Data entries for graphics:
--- begin ---
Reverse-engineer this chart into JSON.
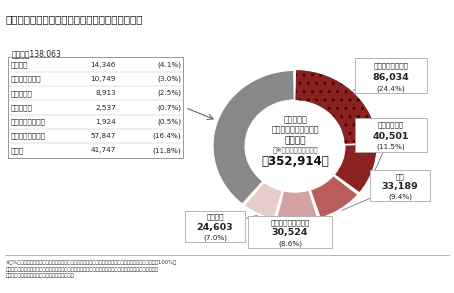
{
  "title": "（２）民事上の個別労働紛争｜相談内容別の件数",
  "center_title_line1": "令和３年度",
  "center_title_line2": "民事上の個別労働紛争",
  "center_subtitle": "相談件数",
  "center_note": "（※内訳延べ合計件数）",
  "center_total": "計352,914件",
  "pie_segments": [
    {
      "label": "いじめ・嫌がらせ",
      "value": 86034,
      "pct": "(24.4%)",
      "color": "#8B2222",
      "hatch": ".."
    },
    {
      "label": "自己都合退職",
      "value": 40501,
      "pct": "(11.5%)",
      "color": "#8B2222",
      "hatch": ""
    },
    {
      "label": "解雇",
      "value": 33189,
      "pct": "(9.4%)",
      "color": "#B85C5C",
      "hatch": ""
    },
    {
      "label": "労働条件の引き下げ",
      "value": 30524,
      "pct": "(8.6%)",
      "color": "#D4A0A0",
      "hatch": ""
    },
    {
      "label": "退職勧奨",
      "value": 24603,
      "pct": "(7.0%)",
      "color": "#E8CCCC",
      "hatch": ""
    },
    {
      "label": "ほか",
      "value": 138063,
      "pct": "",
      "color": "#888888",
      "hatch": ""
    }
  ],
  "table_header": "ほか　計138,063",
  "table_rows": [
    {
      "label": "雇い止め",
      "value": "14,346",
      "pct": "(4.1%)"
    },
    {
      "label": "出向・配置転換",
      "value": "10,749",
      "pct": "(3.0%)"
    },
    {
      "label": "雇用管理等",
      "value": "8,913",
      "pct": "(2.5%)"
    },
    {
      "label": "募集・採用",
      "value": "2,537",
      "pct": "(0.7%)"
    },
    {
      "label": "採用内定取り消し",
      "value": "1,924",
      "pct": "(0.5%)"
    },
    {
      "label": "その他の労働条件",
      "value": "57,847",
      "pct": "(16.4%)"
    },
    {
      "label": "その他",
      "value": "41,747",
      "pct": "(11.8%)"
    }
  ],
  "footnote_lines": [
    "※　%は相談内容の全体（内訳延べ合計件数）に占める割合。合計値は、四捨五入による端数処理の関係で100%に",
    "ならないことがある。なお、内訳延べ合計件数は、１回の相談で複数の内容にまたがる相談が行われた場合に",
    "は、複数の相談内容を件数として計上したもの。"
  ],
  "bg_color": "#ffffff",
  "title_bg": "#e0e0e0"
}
--- end ---
--- begin ---
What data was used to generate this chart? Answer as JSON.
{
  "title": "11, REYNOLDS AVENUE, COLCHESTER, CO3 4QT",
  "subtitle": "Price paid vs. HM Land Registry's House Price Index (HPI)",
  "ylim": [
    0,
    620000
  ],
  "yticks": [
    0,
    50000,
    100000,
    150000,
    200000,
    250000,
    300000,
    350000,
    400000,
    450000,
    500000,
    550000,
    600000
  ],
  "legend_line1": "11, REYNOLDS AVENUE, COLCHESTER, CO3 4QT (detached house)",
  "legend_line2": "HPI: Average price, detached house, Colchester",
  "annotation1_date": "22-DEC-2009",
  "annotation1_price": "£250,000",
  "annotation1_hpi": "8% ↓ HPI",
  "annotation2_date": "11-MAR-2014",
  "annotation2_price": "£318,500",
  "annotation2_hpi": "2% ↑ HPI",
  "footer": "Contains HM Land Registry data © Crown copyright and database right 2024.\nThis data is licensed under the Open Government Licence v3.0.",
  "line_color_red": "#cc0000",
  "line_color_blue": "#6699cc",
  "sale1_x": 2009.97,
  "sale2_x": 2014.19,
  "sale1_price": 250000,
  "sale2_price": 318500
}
--- end ---
Written request: Using the listing above, pick out each line that contains the word "民事上の個別労働紛争", then copy it.

Complete response:
  "title": "（２）民事上の個別労働紛争｜相談内容別の件数",
  "center_title_line2": "民事上の個別労働紛争",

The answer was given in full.